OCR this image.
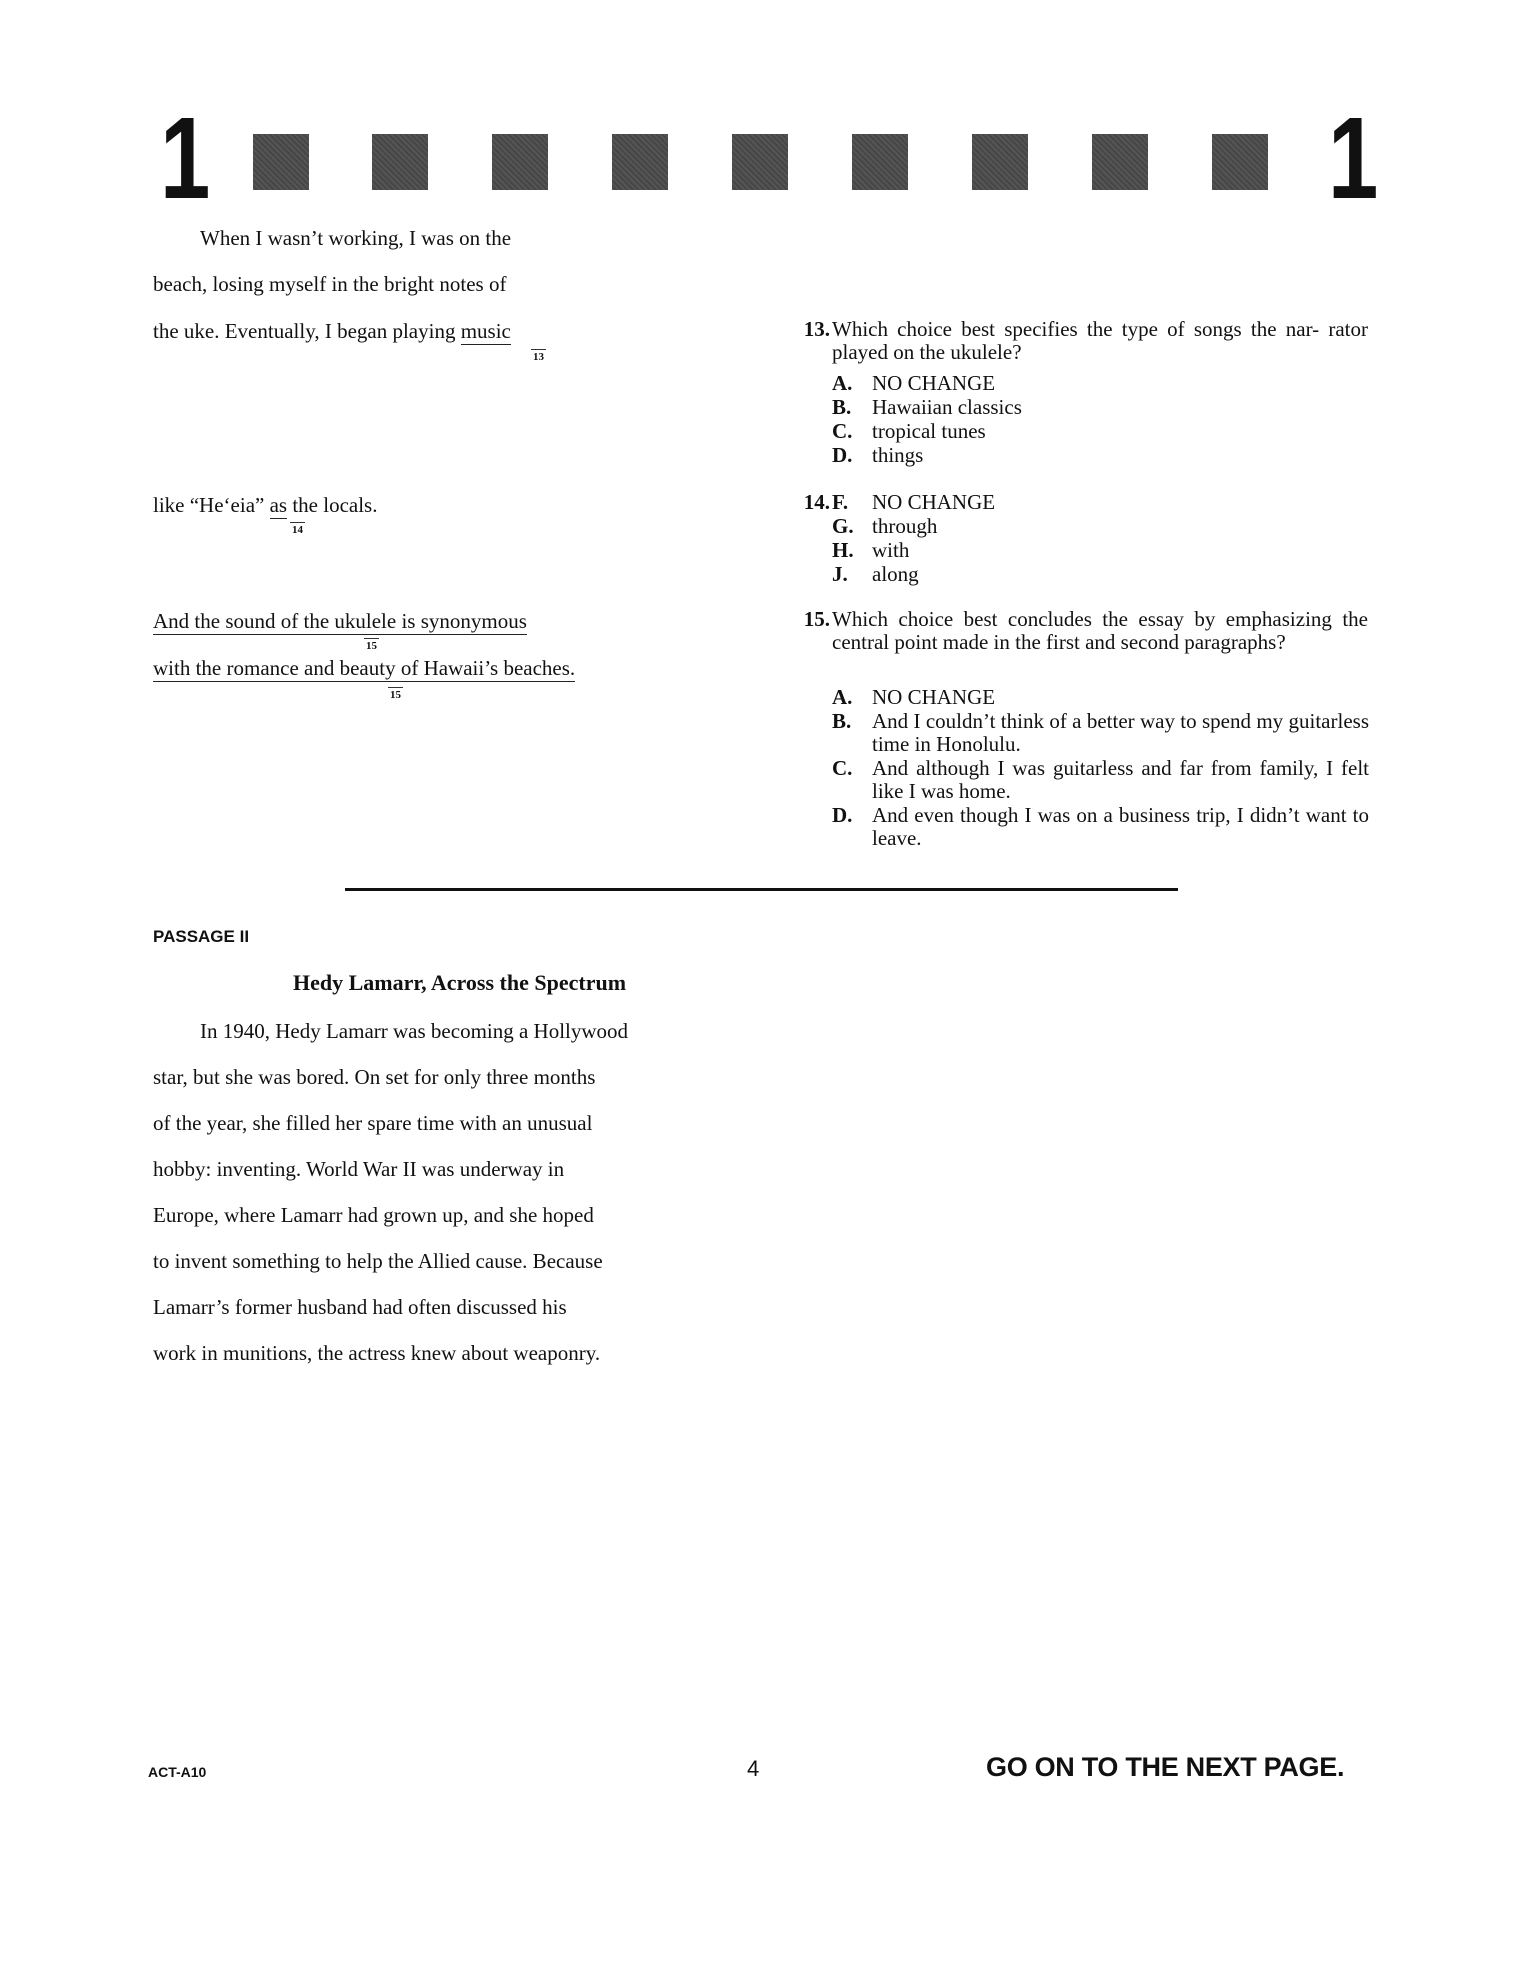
1	1
When I wasn’t working, I was on the
beach, losing myself in the bright notes of
the uke. Eventually, I began playing music
13
like “He‘eia” as the locals.
14
And the sound of the ukulele is synonymous
15
with the romance and beauty of Hawaii’s beaches.
15
13. Which choice best specifies the type of songs the nar- rator played on the ukulele?
A. NO CHANGE
B. Hawaiian classics
C. tropical tunes
D. things
14. F. NO CHANGE
G. through
H. with
J. along
15. Which choice best concludes the essay by emphasizing the central point made in the first and second paragraphs?
A. NO CHANGE
B. And I couldn’t think of a better way to spend my guitarless time in Honolulu.
C. And although I was guitarless and far from family, I felt like I was home.
D. And even though I was on a business trip, I didn’t want to leave.
PASSAGE II
Hedy Lamarr, Across the Spectrum
In 1940, Hedy Lamarr was becoming a Hollywood
star, but she was bored. On set for only three months
of the year, she filled her spare time with an unusual
hobby: inventing. World War II was underway in
Europe, where Lamarr had grown up, and she hoped
to invent something to help the Allied cause. Because
Lamarr’s former husband had often discussed his
work in munitions, the actress knew about weaponry.
ACT-A10	4	GO ON TO THE NEXT PAGE.
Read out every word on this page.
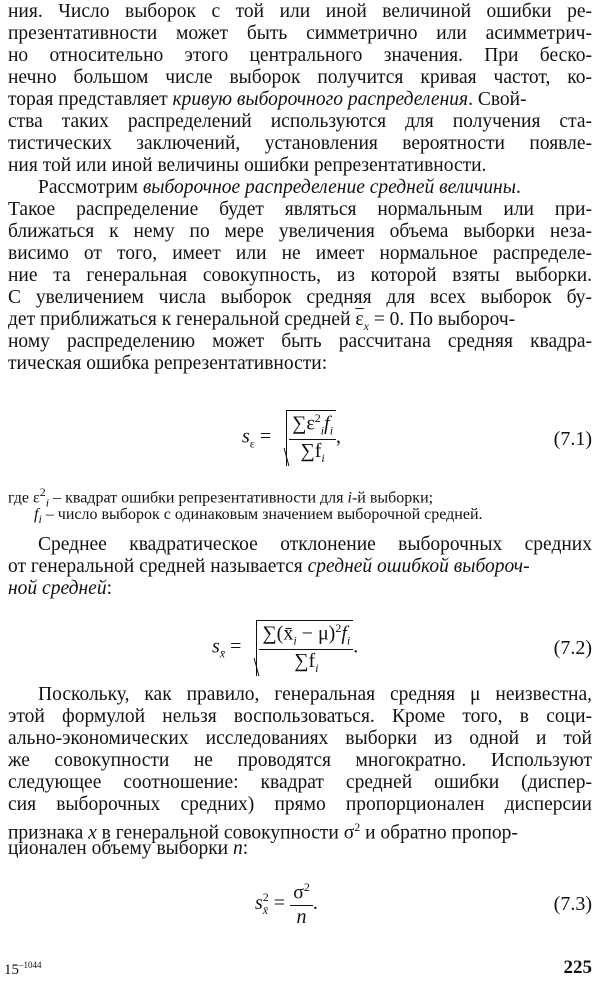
ния. Число выборок с той или иной величиной ошибки ре-
презентативности может быть симметрично или асимметрич-
но относительно этого центрального значения. При беско-
нечно большом числе выборок получится кривая частот, ко-
торая представляет кривую выборочного распределения. Свой-
ства таких распределений используются для получения ста-
тистических заключений, установления вероятности появле-
ния той или иной величины ошибки репрезентативности.
Рассмотрим выборочное распределение средней величины.
Такое распределение будет являться нормальным или при-
ближаться к нему по мере увеличения объема выборки неза-
висимо от того, имеет или не имеет нормальное распределе-
ние та генеральная совокупность, из которой взяты выборки.
С увеличением числа выборок средняя для всех выборок бу-
дет приближаться к генеральной средней $\overline{\varepsilon}_x = 0$. По выбороч-
ному распределению может быть рассчитана средняя квадра-
тическая ошибка репрезентативности:
$s_\varepsilon = \frac{\sum\varepsilon^2_if_i}{\sum f_i}$ ,	(7.1)
где $\varepsilon^2_i$ – квадрат ошибки репрезентативности для i-й выборки;
$f_i$ – число выборок с одинаковым значением выборочной средней.
Среднее квадратическое отклонение выборочных средних
от генеральной средней называется средней ошибкой выбороч-
ной средней:
$s_{x̄} = \frac{\sum(x̄_i - \mu)^2f_i}{\sum f_i}$ .	(7.2)
Поскольку, как правило, генеральная средняя μ неизвестна,
этой формулой нельзя воспользоваться. Кроме того, в соци-
ально-экономических исследованиях выборки из одной и той
же совокупности не проводятся многократно. Используют
следующее соотношение: квадрат средней ошибки (диспер-
сия выборочных средних) прямо пропорционален дисперсии
признака x в генеральной совокупности $\sigma^2$ и обратно пропор-
ционален объему выборки n:
s 2
x̄ = $\frac{\sigma^2}{n}$ .	(7.3)
$15^{-1044}$	225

## Given task
Determine how many lines of the listing above hold the word "varepsilon". Report that number without anything else.

## Worked solution
3